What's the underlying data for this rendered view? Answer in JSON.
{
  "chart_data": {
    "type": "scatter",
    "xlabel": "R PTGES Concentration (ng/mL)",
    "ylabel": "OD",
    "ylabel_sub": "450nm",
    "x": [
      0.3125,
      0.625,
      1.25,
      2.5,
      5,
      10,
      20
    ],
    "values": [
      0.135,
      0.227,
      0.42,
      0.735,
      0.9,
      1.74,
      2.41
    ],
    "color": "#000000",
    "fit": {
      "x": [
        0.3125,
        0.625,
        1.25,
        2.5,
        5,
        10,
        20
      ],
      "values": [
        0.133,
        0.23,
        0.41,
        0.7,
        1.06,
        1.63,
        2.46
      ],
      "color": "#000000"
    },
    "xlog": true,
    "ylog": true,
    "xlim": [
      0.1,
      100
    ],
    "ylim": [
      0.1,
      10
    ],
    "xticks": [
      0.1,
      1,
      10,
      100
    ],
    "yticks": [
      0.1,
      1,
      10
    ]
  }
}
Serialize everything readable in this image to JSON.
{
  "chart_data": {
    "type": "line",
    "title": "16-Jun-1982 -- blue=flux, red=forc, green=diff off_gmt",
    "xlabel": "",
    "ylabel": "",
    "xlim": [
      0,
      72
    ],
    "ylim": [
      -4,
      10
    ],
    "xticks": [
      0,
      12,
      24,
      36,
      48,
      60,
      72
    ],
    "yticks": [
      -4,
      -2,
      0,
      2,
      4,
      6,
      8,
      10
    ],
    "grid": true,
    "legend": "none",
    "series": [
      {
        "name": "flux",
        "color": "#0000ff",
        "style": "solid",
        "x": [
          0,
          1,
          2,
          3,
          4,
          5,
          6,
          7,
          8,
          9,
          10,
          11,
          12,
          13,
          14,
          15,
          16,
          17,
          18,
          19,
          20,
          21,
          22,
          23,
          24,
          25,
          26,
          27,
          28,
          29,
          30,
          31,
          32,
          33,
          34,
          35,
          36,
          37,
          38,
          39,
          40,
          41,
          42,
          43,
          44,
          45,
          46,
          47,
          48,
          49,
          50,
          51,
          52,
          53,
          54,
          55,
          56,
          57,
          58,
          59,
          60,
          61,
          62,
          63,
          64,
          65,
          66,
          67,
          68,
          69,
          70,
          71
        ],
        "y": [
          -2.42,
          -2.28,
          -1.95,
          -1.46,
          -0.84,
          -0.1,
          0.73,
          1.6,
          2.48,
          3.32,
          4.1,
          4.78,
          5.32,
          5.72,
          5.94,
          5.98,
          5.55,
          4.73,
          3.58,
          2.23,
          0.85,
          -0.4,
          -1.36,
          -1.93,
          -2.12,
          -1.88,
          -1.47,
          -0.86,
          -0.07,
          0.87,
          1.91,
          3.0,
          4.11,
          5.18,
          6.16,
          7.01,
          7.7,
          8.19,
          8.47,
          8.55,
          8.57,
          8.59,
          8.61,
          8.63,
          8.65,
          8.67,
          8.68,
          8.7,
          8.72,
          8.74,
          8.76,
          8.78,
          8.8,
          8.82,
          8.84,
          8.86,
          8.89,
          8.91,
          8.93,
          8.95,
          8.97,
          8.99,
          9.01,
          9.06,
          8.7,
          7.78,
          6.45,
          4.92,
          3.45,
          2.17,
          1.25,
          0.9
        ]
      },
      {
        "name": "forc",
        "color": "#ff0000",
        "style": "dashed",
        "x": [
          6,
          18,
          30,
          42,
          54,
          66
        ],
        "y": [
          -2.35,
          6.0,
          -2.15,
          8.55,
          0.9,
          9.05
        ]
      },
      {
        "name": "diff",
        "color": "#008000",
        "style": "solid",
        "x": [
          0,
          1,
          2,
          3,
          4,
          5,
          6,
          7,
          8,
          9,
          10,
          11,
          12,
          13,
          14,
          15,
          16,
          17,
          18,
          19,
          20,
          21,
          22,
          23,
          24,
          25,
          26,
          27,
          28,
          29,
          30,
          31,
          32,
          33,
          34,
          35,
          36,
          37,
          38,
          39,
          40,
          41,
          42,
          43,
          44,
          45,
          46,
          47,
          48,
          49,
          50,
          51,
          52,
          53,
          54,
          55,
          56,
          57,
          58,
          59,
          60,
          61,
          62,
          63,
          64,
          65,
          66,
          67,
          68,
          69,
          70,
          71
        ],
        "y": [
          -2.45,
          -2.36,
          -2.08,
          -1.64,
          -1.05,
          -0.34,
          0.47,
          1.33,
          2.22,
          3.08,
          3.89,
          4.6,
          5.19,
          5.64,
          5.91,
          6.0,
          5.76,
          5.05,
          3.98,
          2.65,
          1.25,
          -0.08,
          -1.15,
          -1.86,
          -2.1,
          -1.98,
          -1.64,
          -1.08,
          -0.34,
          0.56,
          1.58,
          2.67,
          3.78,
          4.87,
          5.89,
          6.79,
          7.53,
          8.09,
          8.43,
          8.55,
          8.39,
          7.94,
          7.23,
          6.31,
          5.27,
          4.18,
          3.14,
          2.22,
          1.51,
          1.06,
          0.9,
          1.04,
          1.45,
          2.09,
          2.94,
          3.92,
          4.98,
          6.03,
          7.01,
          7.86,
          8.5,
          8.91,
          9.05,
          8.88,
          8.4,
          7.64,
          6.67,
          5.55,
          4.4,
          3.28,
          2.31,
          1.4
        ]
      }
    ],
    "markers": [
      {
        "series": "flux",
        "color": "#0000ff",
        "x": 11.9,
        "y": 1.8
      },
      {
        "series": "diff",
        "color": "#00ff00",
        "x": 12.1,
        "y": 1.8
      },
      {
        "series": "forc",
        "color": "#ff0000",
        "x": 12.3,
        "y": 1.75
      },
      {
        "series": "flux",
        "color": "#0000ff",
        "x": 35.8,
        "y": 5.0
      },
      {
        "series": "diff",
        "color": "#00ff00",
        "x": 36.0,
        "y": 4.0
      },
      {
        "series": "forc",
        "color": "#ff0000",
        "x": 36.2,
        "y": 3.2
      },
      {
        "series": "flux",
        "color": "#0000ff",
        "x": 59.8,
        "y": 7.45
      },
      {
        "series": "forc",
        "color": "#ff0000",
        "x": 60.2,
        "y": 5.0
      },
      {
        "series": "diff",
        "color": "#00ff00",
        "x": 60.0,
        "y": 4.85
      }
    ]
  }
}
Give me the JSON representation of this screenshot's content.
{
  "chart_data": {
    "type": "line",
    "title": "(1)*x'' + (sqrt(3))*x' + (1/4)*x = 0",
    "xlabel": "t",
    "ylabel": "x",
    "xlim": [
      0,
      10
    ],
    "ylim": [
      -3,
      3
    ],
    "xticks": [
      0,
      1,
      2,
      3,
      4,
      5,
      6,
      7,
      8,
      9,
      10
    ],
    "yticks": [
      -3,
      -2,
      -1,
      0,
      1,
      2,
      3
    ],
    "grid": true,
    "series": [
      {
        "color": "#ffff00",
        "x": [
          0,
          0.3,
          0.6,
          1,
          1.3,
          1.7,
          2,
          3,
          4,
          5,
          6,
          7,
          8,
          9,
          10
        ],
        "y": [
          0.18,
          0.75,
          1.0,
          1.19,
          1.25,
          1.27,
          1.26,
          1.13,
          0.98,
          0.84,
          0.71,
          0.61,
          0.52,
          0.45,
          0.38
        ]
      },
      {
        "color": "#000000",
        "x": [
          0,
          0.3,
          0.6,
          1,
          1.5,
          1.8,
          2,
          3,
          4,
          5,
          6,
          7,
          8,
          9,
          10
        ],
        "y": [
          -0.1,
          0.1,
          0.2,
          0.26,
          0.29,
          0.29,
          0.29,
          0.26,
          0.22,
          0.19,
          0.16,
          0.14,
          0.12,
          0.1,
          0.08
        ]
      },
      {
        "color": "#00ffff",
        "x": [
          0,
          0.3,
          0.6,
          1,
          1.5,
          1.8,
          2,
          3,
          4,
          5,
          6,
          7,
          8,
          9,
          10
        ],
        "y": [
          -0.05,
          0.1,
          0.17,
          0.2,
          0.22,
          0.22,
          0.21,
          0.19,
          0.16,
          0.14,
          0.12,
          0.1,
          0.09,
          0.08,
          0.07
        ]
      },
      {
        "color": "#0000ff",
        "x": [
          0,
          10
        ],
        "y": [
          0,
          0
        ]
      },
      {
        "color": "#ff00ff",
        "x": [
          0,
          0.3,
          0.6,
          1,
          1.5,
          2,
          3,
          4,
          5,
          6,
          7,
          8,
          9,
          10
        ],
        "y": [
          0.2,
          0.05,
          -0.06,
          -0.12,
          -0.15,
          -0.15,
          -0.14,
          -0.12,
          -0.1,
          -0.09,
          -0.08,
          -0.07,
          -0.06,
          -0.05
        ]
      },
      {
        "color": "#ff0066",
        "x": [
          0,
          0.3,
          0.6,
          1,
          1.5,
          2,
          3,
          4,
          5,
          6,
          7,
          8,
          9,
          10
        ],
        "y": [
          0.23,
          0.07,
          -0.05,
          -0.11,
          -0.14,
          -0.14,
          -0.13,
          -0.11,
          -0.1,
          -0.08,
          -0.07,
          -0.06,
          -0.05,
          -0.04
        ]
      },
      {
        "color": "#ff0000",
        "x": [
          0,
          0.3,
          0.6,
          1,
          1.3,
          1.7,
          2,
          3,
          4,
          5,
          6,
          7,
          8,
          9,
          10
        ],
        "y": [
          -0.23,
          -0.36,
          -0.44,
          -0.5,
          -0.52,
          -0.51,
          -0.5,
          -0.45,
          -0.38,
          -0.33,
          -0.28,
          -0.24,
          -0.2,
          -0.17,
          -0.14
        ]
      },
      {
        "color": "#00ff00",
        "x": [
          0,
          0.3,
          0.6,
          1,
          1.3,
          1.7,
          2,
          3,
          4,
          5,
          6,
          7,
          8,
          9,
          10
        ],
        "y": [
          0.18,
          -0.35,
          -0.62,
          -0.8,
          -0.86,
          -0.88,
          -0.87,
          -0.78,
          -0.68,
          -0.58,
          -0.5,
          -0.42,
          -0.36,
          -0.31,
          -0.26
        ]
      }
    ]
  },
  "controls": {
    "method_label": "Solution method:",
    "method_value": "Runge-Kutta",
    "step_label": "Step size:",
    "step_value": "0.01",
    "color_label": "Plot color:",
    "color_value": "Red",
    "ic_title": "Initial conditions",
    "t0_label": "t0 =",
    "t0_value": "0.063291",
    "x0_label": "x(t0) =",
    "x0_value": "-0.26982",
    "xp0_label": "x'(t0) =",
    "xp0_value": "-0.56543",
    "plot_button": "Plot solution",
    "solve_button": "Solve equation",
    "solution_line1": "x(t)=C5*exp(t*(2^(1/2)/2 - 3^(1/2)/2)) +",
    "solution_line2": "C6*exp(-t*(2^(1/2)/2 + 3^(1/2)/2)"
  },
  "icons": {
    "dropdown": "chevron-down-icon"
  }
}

+-------+

— GOAL —
Identify and copy lines that hold the string "this".

— WRITTEN REPLY —
What's the underlying data for this rendered view? Answer in JSON.
Serialize everything readable in this image to JSON.
Give me the JSON representation of this screenshot's content.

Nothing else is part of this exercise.